=== İşlenecek maddeler ===
========

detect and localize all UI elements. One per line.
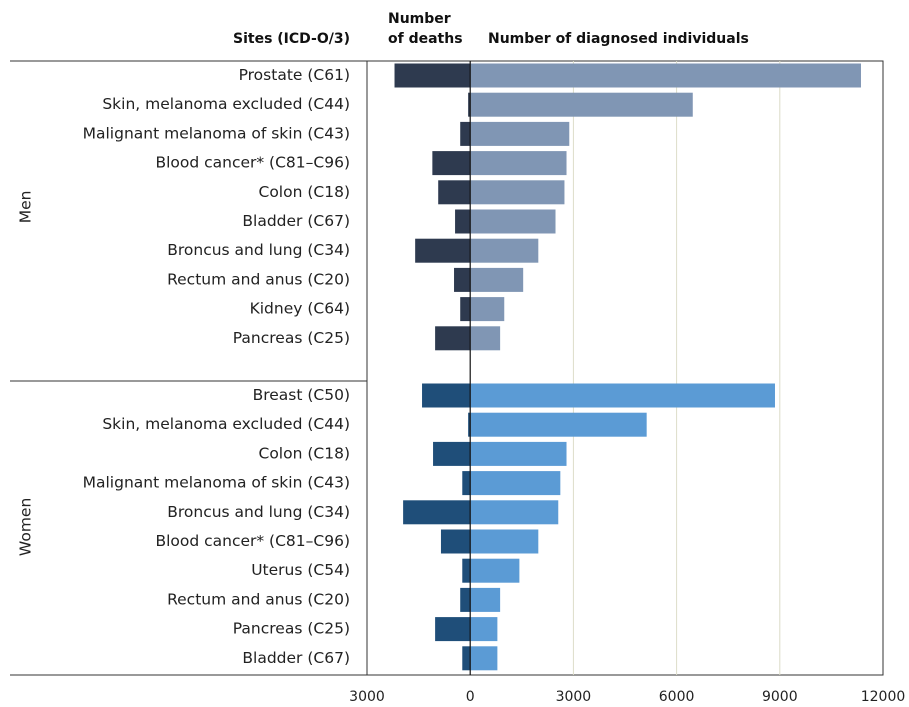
diagnosed-bar [470, 558, 520, 583]
x-tick-label: 3000 [349, 689, 385, 705]
death-bar [435, 617, 471, 642]
category-header: Sites (ICD-O/3) [233, 31, 351, 47]
death-bar [468, 412, 471, 437]
category-label: Rectum and anus (C20) [167, 590, 350, 608]
x-tick-label: 6000 [659, 689, 695, 705]
diagnosed-bar [470, 151, 567, 176]
category-label: Broncus and lung (C34) [167, 241, 350, 259]
category-label: Bladder (C67) [242, 212, 350, 230]
death-bar [462, 471, 471, 496]
death-bar [403, 500, 471, 525]
death-bar [460, 587, 471, 612]
death-bar [435, 326, 471, 351]
diagnosed-bar [470, 646, 498, 671]
diagnosed-bar [470, 267, 524, 292]
death-bar [438, 180, 471, 205]
diagnosed-bar [470, 238, 539, 263]
category-label: Breast (C50) [253, 386, 350, 404]
category-label: Skin, melanoma excluded (C44) [102, 95, 350, 113]
category-label: Pancreas (C25) [233, 329, 350, 347]
diagnosed-bar [470, 297, 505, 322]
category-label: Blood cancer* (C81–C96) [155, 154, 350, 172]
diagnosed-bar [470, 63, 861, 88]
group-label: Men [17, 191, 35, 224]
category-label: Bladder (C67) [242, 649, 350, 667]
diagnosed-bar [470, 180, 565, 205]
death-bar [462, 558, 471, 583]
category-label: Skin, melanoma excluded (C44) [102, 415, 350, 433]
death-bar [455, 209, 471, 234]
diagnosed-bar [470, 383, 775, 408]
diagnosed-bar [470, 587, 501, 612]
diagnosed-bar [470, 412, 647, 437]
death-bar [422, 383, 471, 408]
diagnosed-bar [470, 471, 561, 496]
x-tick-label: 12000 [861, 689, 906, 705]
diagnosed-bar [470, 441, 567, 466]
death-bar [440, 529, 471, 554]
death-bar [468, 92, 471, 117]
diagnosed-bar [470, 326, 501, 351]
category-label: Colon (C18) [259, 444, 351, 462]
death-bar [462, 646, 471, 671]
category-label: Prostate (C61) [239, 66, 350, 84]
death-bar [460, 121, 471, 146]
diagnosed-bar [470, 500, 559, 525]
death-bar [394, 63, 471, 88]
plot-frame [366, 60, 884, 676]
category-label: Pancreas (C25) [233, 620, 350, 638]
death-bar [460, 297, 471, 322]
x-tick-label: 0 [466, 689, 475, 705]
category-label: Colon (C18) [259, 183, 351, 201]
category-label: Blood cancer* (C81–C96) [155, 532, 350, 550]
category-label: Kidney (C64) [250, 300, 350, 318]
death-bar [432, 151, 471, 176]
category-label: Malignant melanoma of skin (C43) [83, 474, 350, 492]
diagnosed-bar [470, 92, 693, 117]
category-label: Uterus (C54) [251, 561, 350, 579]
group-label: Women [17, 498, 35, 556]
x-tick-label: 3000 [556, 689, 592, 705]
death-bar [433, 441, 471, 466]
death-bar [454, 267, 471, 292]
category-label: Malignant melanoma of skin (C43) [83, 124, 350, 142]
category-label: Rectum and anus (C20) [167, 270, 350, 288]
right-header: Number of diagnosed individuals [488, 31, 749, 47]
diagnosed-bar [470, 529, 539, 554]
diagnosed-bar [470, 209, 556, 234]
diagnosed-bar [470, 121, 570, 146]
category-label: Broncus and lung (C34) [167, 503, 350, 521]
x-tick-label: 9000 [762, 689, 798, 705]
death-bar [415, 238, 471, 263]
left-header: Number of deaths [388, 11, 463, 47]
diagnosed-bar [470, 617, 498, 642]
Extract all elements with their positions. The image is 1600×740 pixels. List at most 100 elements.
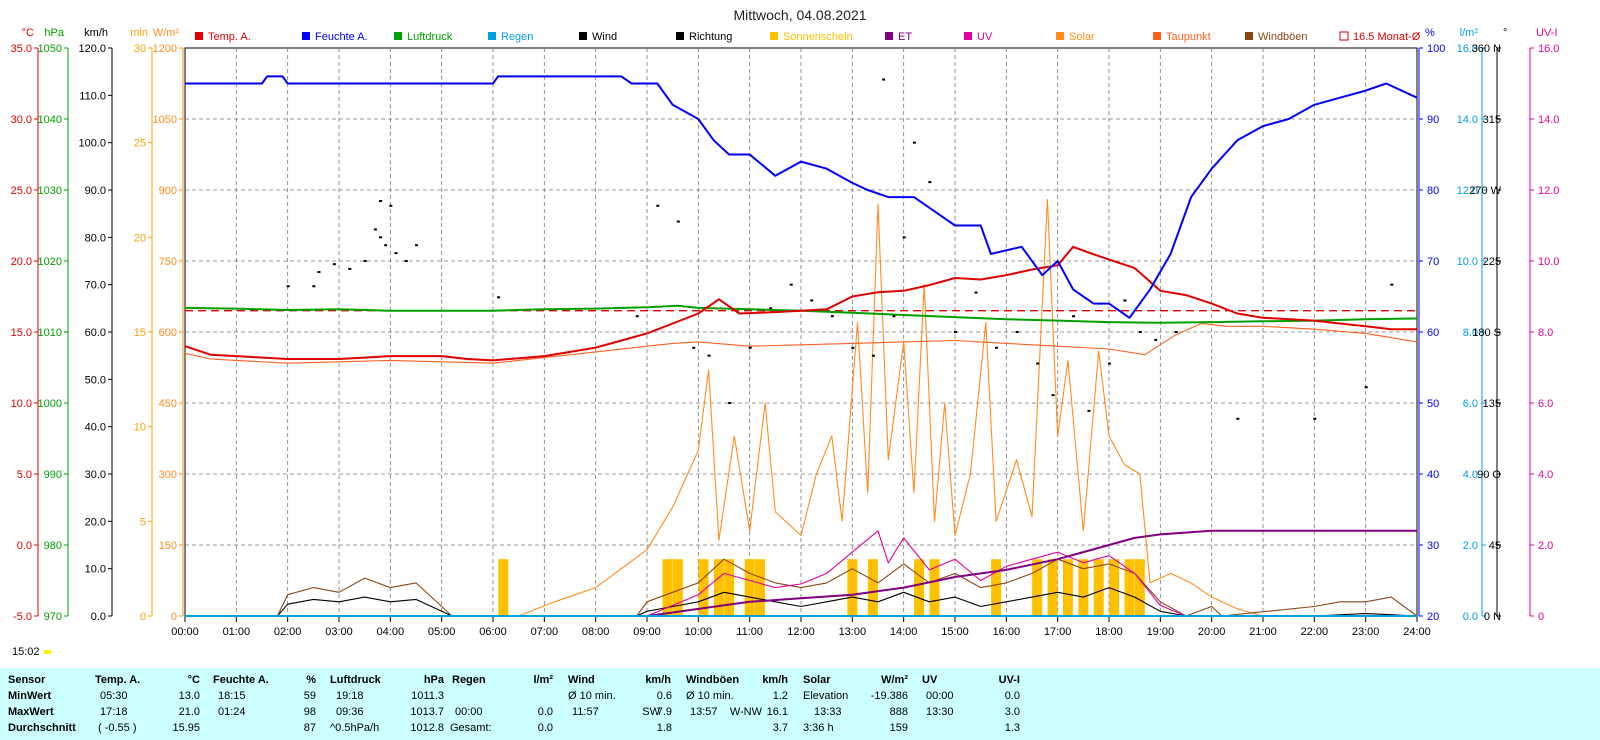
max-gust-time: 13:57 <box>690 706 718 718</box>
direction-point <box>769 307 773 310</box>
left-axis-tick-label: 10.0 <box>11 398 32 410</box>
weather-chart: Mittwoch, 04.08.2021 Temp. A. Feuchte A. L… <box>11 7 1560 638</box>
x-tick-label: 05:00 <box>428 626 456 638</box>
direction-point <box>348 267 352 270</box>
legend-swatch <box>579 32 587 40</box>
min-uv-value: 0.0 <box>1004 690 1020 702</box>
max-rain-value: 0.0 <box>537 706 553 718</box>
sunshine-bar <box>1062 559 1073 616</box>
header-solar: Solar <box>803 674 831 686</box>
max-temp-time: 17:18 <box>100 706 128 718</box>
left-axis-tick-label: 750 <box>159 256 177 268</box>
left-axis-tick-label: 1020 <box>38 256 62 268</box>
x-tick-label: 02:00 <box>274 626 302 638</box>
direction-point <box>635 315 639 318</box>
legend-label: Taupunkt <box>1166 31 1211 43</box>
direction-point <box>1108 362 1111 365</box>
left-axis-unit: hPa <box>44 27 64 39</box>
avg-uv-value: 1.3 <box>1004 722 1020 734</box>
direction-point <box>1123 299 1127 302</box>
right-axis-tick-label: 180 S <box>1472 327 1501 339</box>
left-axis-tick-label: 1030 <box>38 185 62 197</box>
row-label-max: MaxWert <box>8 706 54 718</box>
direction-point <box>1015 331 1019 333</box>
right-axis-tick-label: 50 <box>1427 398 1439 410</box>
sunshine-duration: 3:36 h <box>803 722 834 734</box>
legend-swatch <box>394 32 402 40</box>
header-wind: Wind <box>568 674 595 686</box>
direction-point <box>1072 315 1076 318</box>
left-axis-unit: min <box>130 27 148 39</box>
right-axis-unit: ° <box>1503 27 1507 39</box>
max-temp-value: 21.0 <box>178 706 200 718</box>
left-axis-tick-label: 300 <box>159 469 177 481</box>
direction-point <box>389 204 393 207</box>
series-line-luftdruck <box>184 304 1418 324</box>
left-axis-tick-label: 50.0 <box>85 374 106 386</box>
left-axis-tick-label: 1200 <box>153 43 177 55</box>
right-axis-tick-label: 6.0 <box>1538 398 1553 410</box>
sunshine-bar <box>929 559 940 616</box>
left-axis-tick-label: 30.0 <box>85 469 106 481</box>
avg-gust-value: 3.7 <box>772 722 788 734</box>
max-gust-value: 16.1 <box>766 706 788 718</box>
direction-point <box>851 346 855 349</box>
right-axis-tick-label: 135 <box>1483 398 1501 410</box>
direction-point <box>692 346 696 349</box>
chart-grid <box>184 47 1418 617</box>
avg-temp-value: 15.95 <box>172 722 200 734</box>
x-tick-label: 19:00 <box>1147 626 1175 638</box>
sunshine-bar <box>1134 559 1145 616</box>
direction-point <box>902 236 906 239</box>
left-axis-tick-label: 10.0 <box>85 564 106 576</box>
series-line-taupunkt <box>184 322 1418 364</box>
direction-point <box>1154 338 1158 341</box>
legend-swatch <box>676 32 684 40</box>
header-temp-unit: °C <box>187 674 200 686</box>
max-uv-time: 13:30 <box>926 706 954 718</box>
sunshine-bar <box>914 559 925 616</box>
right-axis-tick-label: 70 <box>1427 256 1439 268</box>
right-axis-tick-label: 40 <box>1427 469 1439 481</box>
direction-point <box>1236 417 1240 420</box>
sunshine-bar <box>713 559 724 616</box>
x-tick-label: 12:00 <box>787 626 815 638</box>
min-uv-time: 00:00 <box>926 690 954 702</box>
direction-point <box>789 283 793 286</box>
chart-axes: 00:00 01:00 02:00 03:00 04:00 05:00 06:00 07:00… <box>11 27 1560 638</box>
x-tick-label: 14:00 <box>890 626 918 638</box>
right-axis-tick-label: 0.0 <box>1463 611 1478 623</box>
x-tick-label: 15:00 <box>941 626 969 638</box>
right-axis-tick-label: 0 N <box>1484 611 1501 623</box>
legend-label: Windböen <box>1258 31 1308 43</box>
left-axis-tick-label: 150 <box>159 540 177 552</box>
rain-total-label: Gesamt: <box>450 722 492 734</box>
left-axis-tick-label: 970 <box>44 611 62 623</box>
right-axis-tick-label: 2.0 <box>1463 540 1478 552</box>
max-gust-dir: W-NW <box>729 706 762 718</box>
left-axis-tick-label: 30 <box>134 43 146 55</box>
x-tick-label: 11:00 <box>736 626 763 638</box>
x-tick-label: 20:00 <box>1198 626 1226 638</box>
legend-label: 16.5 Monat-Ø <box>1353 31 1421 43</box>
max-rain-time: 00:00 <box>455 706 483 718</box>
max-hum-value: 98 <box>303 706 316 718</box>
direction-point <box>1087 409 1091 412</box>
right-axis-tick-label: 4.0 <box>1538 469 1553 481</box>
x-tick-label: 22:00 <box>1301 626 1329 638</box>
left-axis-tick-label: -5.0 <box>13 611 32 623</box>
left-axis-tick-label: 20.0 <box>11 256 32 268</box>
legend-swatch <box>1339 31 1349 41</box>
right-axis-tick-label: 20 <box>1427 611 1439 623</box>
legend-swatch <box>885 32 893 40</box>
right-axis-tick-label: 2.0 <box>1538 540 1553 552</box>
max-wind-time: 11:57 <box>572 706 599 718</box>
left-axis-tick-label: 0.0 <box>91 611 106 623</box>
x-tick-label: 13:00 <box>839 626 867 638</box>
x-tick-label: 04:00 <box>377 626 405 638</box>
sunshine-bar <box>698 559 709 616</box>
direction-point <box>882 78 886 81</box>
direction-point <box>748 346 752 349</box>
min-wind-label: Ø 10 min. <box>568 690 616 702</box>
x-tick-label: 18:00 <box>1095 626 1123 638</box>
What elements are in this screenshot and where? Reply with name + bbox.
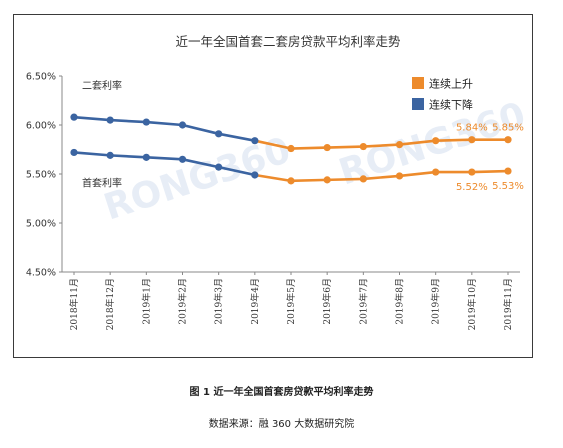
data-point [106, 151, 114, 159]
series-line-falling [73, 115, 256, 142]
series-lines [73, 115, 509, 183]
data-point [287, 177, 295, 185]
y-tick-label: 6.00% [26, 121, 56, 132]
data-point [106, 116, 114, 124]
legend-label: 连续上升 [429, 77, 473, 91]
data-point [432, 168, 440, 176]
data-point [215, 130, 223, 138]
data-point [251, 171, 259, 179]
data-point [359, 175, 367, 183]
series-label: 首套利率 [82, 176, 122, 189]
data-point [432, 137, 440, 145]
watermark: RONG360 [99, 130, 295, 229]
x-tick-label: 2019年5月 [285, 278, 297, 325]
data-point [287, 144, 295, 153]
y-tick-label: 4.50% [26, 268, 56, 279]
data-point [504, 167, 512, 175]
legend-swatch [412, 77, 424, 89]
x-tick-label: 2019年6月 [321, 278, 333, 325]
y-tick-label: 5.00% [26, 219, 56, 230]
x-tick-label: 2018年11月 [68, 278, 80, 330]
data-label: 5.84% [456, 123, 488, 134]
data-point [215, 163, 223, 171]
x-tick-label: 2019年9月 [430, 278, 442, 325]
x-tick-label: 2019年10月 [466, 278, 478, 330]
x-tick-label: 2019年4月 [249, 278, 261, 325]
data-label: 5.52% [456, 182, 488, 193]
chart-frame: 近一年全国首套二套房贷款平均利率走势 RONG360 RONG360 4.50% 5… [13, 14, 533, 358]
source-caption: 数据来源：融 360 大数据研究院 [208, 419, 355, 430]
data-point [323, 143, 331, 152]
x-tick-label: 2019年11月 [502, 278, 514, 330]
x-tick-label: 2018年12月 [104, 278, 116, 330]
data-point [468, 168, 476, 176]
data-point [504, 136, 512, 144]
x-tick-label: 2019年1月 [140, 278, 152, 325]
line-chart: 近一年全国首套二套房贷款平均利率走势 RONG360 RONG3604.50%5… [26, 34, 531, 330]
figure-caption: 图 1 近一年全国首套房贷款平均利率走势 [189, 387, 374, 398]
chart-title: 近一年全国首套二套房贷款平均利率走势 [175, 34, 401, 49]
x-tick-label: 2019年7月 [357, 278, 369, 325]
data-point [395, 141, 404, 149]
legend-label: 连续下降 [429, 98, 473, 112]
axes: 4.50% 5.00% 5.50% 6.00% 6.50% 2018年11月 2018年12… [26, 72, 520, 330]
x-tick-label: 2019年2月 [177, 278, 189, 325]
data-point [142, 153, 150, 161]
series-label: 二套利率 [82, 79, 122, 92]
data-labels: 5.84% 5.85% 5.52% 5.53% [456, 123, 524, 193]
series-line-falling [73, 151, 256, 177]
y-tick-label: 5.50% [26, 170, 56, 181]
data-point [323, 176, 331, 184]
data-label: 5.85% [492, 123, 524, 134]
series-line-rising [254, 169, 509, 183]
data-point [468, 136, 476, 144]
data-label: 5.53% [492, 181, 524, 192]
data-point [178, 121, 187, 129]
legend-swatch [412, 98, 424, 110]
data-point [395, 172, 404, 180]
x-tick-label: 2019年8月 [394, 278, 406, 325]
series-line-rising [254, 138, 508, 150]
data-point [70, 113, 78, 121]
data-point [251, 137, 259, 145]
data-point [359, 142, 367, 151]
x-tick-label: 2019年3月 [213, 278, 225, 325]
series-points [70, 113, 512, 185]
data-point [178, 155, 187, 163]
y-tick-label: 6.50% [26, 72, 56, 83]
data-point [142, 118, 150, 126]
data-point [70, 148, 78, 157]
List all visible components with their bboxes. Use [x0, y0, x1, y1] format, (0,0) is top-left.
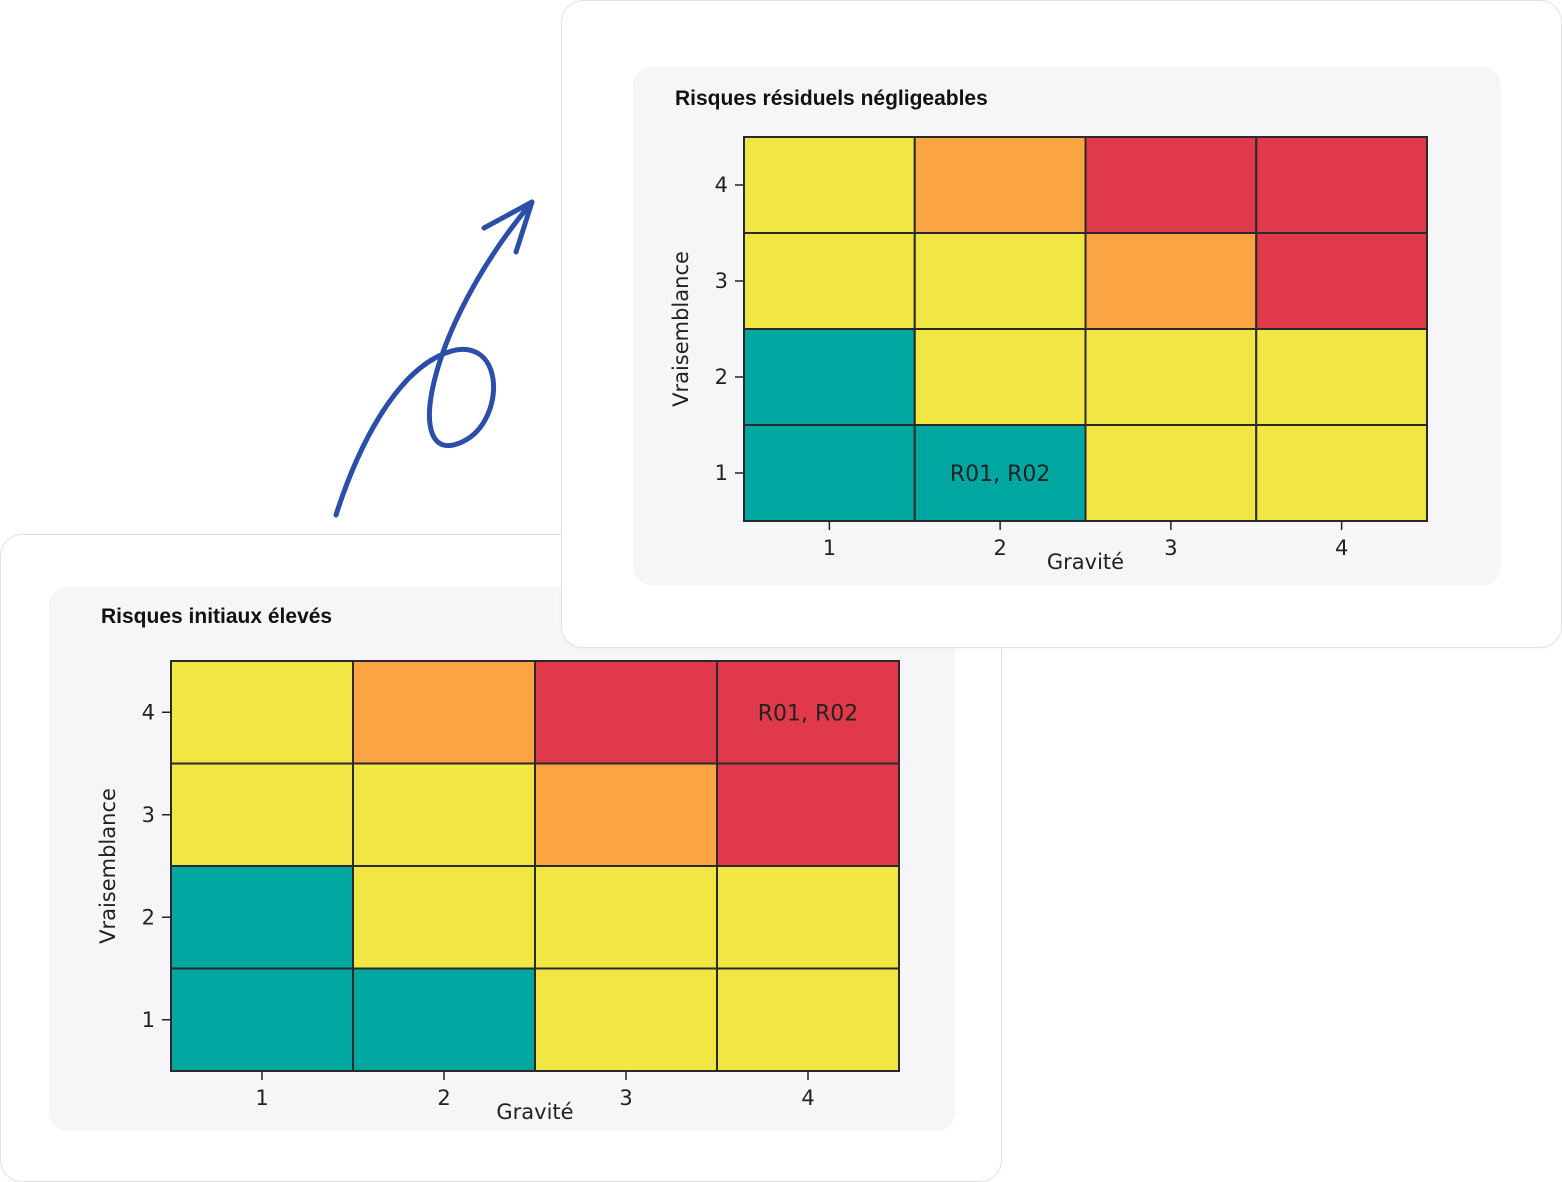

========

=== Görev ===
Yukarıdaki maddelerde "diagnosed-bar [470, 558, 520, 583]" ifadesini içeren satırdan "diagnosed-bar [470, 587, 501, 612]" ifadesini içeren satıra kadar uzanan bölümü, iki uç satır da dahil olmak üzere, her satır ayrı bir dize olacak biçimde bir JSON listesine dönüştürünüz. Boş satırları listeye almayınız.

=== Yanıt ===
[
  "diagnosed-bar [470, 558, 520, 583]",
  "x-tick-label: 3000 [349, 689, 385, 705]",
  "death-bar [435, 617, 471, 642]",
  "category-header: Sites (ICD-O/3) [233, 31, 351, 47]",
  "death-bar [468, 412, 471, 437]",
  "category-label: Rectum and anus (C20) [167, 590, 350, 608]",
  "x-tick-label: 6000 [659, 689, 695, 705]",
  "diagnosed-bar [470, 151, 567, 176]",
  "category-label: Broncus and lung (C34) [167, 241, 350, 259]",
  "category-label: Bladder (C67) [242, 212, 350, 230]",
  "death-bar [462, 471, 471, 496]",
  "death-bar [403, 500, 471, 525]",
  "death-bar [460, 587, 471, 612]",
  "death-bar [435, 326, 471, 351]",
  "diagnosed-bar [470, 646, 498, 671]",
  "diagnosed-bar [470, 267, 524, 292]",
  "death-bar [438, 180, 471, 205]",
  "diagnosed-bar [470, 238, 539, 263]",
  "category-label: Breast (C50) [253, 386, 350, 404]",
  "category-label: Skin, melanoma excluded (C44) [102, 95, 350, 113]",
  "category-label: Pancreas (C25) [233, 329, 350, 347]",
  "diagnosed-bar [470, 297, 505, 322]",
  "category-label: Blood cancer* (C81–C96) [155, 154, 350, 172]",
  "diagnosed-bar [470, 63, 861, 88]",
  "group-label: Men [17, 191, 35, 224]",
  "category-label: Bladder (C67) [242, 649, 350, 667]",
  "diagnosed-bar [470, 180, 565, 205]",
  "death-bar [462, 558, 471, 583]",
  "category-label: Skin, melanoma excluded (C44) [102, 415, 350, 433]",
  "death-bar [455, 209, 471, 234]",
  "diagnosed-bar [470, 383, 775, 408]",
  "diagnosed-bar [470, 587, 501, 612]"
]